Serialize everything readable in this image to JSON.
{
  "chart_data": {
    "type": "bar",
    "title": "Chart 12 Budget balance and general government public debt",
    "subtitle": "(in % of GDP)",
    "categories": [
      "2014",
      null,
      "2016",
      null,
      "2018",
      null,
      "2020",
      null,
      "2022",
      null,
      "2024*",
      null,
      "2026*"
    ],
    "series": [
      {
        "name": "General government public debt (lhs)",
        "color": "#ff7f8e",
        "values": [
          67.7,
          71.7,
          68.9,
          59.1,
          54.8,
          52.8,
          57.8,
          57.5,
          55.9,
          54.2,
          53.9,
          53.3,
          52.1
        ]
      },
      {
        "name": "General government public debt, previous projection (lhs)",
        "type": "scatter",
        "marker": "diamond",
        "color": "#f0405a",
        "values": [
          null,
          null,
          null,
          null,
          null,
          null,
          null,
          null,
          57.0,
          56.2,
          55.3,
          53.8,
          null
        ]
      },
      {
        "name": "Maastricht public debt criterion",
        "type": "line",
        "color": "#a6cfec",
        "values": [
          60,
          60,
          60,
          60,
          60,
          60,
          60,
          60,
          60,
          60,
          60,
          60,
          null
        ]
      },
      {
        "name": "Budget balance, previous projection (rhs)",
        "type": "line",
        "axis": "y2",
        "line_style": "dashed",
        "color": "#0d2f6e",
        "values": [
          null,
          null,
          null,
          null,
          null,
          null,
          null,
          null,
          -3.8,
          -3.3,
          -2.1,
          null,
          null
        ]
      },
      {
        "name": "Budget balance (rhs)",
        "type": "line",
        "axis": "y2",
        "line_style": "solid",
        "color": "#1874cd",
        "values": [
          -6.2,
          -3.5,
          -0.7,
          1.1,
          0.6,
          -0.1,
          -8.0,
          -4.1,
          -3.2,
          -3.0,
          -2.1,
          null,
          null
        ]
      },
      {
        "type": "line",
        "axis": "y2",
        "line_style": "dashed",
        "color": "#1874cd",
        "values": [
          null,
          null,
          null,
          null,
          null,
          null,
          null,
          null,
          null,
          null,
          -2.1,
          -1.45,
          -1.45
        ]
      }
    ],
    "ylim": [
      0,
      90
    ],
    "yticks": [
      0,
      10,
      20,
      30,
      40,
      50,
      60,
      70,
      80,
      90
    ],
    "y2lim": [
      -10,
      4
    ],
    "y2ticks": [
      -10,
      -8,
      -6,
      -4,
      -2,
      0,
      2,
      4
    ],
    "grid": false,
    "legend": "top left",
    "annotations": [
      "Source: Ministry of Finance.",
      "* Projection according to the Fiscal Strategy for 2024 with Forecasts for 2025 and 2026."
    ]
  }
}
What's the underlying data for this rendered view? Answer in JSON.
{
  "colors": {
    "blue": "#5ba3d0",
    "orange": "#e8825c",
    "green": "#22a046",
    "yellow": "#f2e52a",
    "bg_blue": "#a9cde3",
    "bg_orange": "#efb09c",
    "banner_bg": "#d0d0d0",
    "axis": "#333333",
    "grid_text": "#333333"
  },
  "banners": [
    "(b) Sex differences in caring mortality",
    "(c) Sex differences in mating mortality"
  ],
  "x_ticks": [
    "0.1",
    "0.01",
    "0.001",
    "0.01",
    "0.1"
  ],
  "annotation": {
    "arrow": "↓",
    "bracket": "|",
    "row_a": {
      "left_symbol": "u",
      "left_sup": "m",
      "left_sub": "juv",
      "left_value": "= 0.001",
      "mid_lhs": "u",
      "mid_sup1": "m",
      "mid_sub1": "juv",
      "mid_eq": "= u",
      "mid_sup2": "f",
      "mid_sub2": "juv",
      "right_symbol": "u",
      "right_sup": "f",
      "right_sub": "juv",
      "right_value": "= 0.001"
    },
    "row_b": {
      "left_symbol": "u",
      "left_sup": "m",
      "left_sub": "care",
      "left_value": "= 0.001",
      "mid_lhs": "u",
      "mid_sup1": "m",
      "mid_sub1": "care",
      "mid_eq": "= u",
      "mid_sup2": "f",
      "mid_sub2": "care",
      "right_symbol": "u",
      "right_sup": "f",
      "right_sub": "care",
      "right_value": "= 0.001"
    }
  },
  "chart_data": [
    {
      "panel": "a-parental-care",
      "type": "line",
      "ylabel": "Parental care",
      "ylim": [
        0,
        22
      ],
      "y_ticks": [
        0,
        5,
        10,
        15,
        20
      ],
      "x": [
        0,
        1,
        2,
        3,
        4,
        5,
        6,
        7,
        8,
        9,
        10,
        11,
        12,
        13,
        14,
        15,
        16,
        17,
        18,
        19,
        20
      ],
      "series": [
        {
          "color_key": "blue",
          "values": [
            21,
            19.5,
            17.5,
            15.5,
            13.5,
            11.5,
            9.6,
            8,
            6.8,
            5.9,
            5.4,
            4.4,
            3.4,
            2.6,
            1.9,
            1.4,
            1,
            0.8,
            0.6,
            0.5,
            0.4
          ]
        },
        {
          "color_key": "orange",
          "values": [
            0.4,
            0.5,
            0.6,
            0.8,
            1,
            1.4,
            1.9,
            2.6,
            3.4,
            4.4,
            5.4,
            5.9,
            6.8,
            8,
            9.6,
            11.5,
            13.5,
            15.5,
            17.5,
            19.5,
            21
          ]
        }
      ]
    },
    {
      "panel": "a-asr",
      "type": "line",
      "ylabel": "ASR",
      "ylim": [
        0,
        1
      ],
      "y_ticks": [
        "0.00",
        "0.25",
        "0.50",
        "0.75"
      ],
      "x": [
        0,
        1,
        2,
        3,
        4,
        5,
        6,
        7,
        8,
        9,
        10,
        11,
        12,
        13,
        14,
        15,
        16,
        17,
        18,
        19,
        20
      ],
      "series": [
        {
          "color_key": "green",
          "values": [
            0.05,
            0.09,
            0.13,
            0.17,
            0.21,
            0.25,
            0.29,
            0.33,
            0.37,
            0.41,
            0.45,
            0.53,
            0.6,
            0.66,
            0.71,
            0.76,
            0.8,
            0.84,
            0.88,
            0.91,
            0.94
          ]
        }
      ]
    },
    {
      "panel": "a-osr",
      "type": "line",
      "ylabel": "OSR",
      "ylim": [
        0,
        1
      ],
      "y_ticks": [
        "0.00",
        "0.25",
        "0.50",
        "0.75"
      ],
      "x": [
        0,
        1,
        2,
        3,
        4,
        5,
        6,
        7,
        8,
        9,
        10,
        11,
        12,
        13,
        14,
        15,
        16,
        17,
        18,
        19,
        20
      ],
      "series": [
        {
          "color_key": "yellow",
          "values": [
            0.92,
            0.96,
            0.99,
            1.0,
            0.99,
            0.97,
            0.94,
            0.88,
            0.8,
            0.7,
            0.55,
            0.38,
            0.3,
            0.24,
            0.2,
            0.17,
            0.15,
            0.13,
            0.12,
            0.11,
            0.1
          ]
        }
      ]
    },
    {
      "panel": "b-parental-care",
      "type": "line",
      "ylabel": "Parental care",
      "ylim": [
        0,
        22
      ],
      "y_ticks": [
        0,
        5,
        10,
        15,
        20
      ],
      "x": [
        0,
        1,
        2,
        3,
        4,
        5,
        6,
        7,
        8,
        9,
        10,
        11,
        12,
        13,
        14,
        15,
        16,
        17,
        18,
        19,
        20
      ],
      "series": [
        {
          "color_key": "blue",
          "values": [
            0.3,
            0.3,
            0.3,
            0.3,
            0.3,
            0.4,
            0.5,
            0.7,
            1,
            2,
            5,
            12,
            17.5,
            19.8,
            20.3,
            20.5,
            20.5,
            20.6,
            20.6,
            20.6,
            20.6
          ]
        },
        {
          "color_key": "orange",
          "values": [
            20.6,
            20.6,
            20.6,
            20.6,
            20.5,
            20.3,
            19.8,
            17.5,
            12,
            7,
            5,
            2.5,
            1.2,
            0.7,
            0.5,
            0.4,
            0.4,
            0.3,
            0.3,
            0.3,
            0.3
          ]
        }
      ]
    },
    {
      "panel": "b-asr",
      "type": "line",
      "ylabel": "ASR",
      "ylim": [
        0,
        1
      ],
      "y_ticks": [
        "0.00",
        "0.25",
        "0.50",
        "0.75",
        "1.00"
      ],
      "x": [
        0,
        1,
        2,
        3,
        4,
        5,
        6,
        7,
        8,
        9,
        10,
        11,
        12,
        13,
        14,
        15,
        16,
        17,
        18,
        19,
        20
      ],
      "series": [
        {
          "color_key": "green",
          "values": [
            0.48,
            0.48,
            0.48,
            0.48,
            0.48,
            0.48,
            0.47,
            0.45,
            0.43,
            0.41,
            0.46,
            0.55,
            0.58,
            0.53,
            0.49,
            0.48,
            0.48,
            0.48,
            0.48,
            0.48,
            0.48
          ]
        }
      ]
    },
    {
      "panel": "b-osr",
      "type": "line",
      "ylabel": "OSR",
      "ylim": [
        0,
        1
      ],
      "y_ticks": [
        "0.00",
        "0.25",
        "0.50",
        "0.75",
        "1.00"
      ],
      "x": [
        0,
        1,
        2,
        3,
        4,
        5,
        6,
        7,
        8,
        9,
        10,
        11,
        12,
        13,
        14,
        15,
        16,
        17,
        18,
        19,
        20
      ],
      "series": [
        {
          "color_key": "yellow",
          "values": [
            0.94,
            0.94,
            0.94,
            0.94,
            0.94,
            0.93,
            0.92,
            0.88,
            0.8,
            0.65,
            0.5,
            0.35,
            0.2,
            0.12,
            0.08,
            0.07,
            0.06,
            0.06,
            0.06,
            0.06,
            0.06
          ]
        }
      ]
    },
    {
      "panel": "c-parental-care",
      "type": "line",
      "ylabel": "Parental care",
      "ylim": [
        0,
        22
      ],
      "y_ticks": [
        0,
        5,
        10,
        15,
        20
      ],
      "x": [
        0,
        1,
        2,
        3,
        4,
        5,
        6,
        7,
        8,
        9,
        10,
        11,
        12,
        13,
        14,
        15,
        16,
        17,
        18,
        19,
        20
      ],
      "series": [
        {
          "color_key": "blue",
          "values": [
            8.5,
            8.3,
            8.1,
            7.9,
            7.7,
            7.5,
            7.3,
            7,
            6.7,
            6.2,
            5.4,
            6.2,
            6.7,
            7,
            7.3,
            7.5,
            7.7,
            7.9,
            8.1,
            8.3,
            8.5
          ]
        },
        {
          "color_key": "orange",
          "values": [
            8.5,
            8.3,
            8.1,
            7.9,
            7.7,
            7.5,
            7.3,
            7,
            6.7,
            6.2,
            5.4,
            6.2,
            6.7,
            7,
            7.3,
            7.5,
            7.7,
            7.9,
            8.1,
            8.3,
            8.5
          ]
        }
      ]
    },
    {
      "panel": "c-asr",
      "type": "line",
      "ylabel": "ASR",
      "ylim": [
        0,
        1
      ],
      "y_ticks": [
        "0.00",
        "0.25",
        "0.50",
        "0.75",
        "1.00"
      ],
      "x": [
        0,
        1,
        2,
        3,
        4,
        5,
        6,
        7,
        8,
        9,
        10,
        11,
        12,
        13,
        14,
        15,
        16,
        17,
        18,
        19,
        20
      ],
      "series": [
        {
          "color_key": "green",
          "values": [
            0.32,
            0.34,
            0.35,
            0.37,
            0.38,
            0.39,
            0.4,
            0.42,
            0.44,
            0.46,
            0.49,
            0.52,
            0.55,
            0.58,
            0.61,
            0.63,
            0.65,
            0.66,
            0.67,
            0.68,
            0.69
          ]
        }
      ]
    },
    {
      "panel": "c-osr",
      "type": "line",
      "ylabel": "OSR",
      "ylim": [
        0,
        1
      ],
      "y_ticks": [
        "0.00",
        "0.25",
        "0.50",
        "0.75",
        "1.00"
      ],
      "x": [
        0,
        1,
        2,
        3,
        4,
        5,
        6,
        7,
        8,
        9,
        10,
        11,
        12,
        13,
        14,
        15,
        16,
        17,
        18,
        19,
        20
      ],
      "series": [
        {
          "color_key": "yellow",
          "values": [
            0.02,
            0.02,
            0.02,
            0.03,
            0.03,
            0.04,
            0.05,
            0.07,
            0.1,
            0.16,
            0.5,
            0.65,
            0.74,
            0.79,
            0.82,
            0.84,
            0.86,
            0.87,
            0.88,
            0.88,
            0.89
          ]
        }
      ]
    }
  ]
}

Task instructions: Give nothing but the number of lines containing the string "public".

Correct result: 4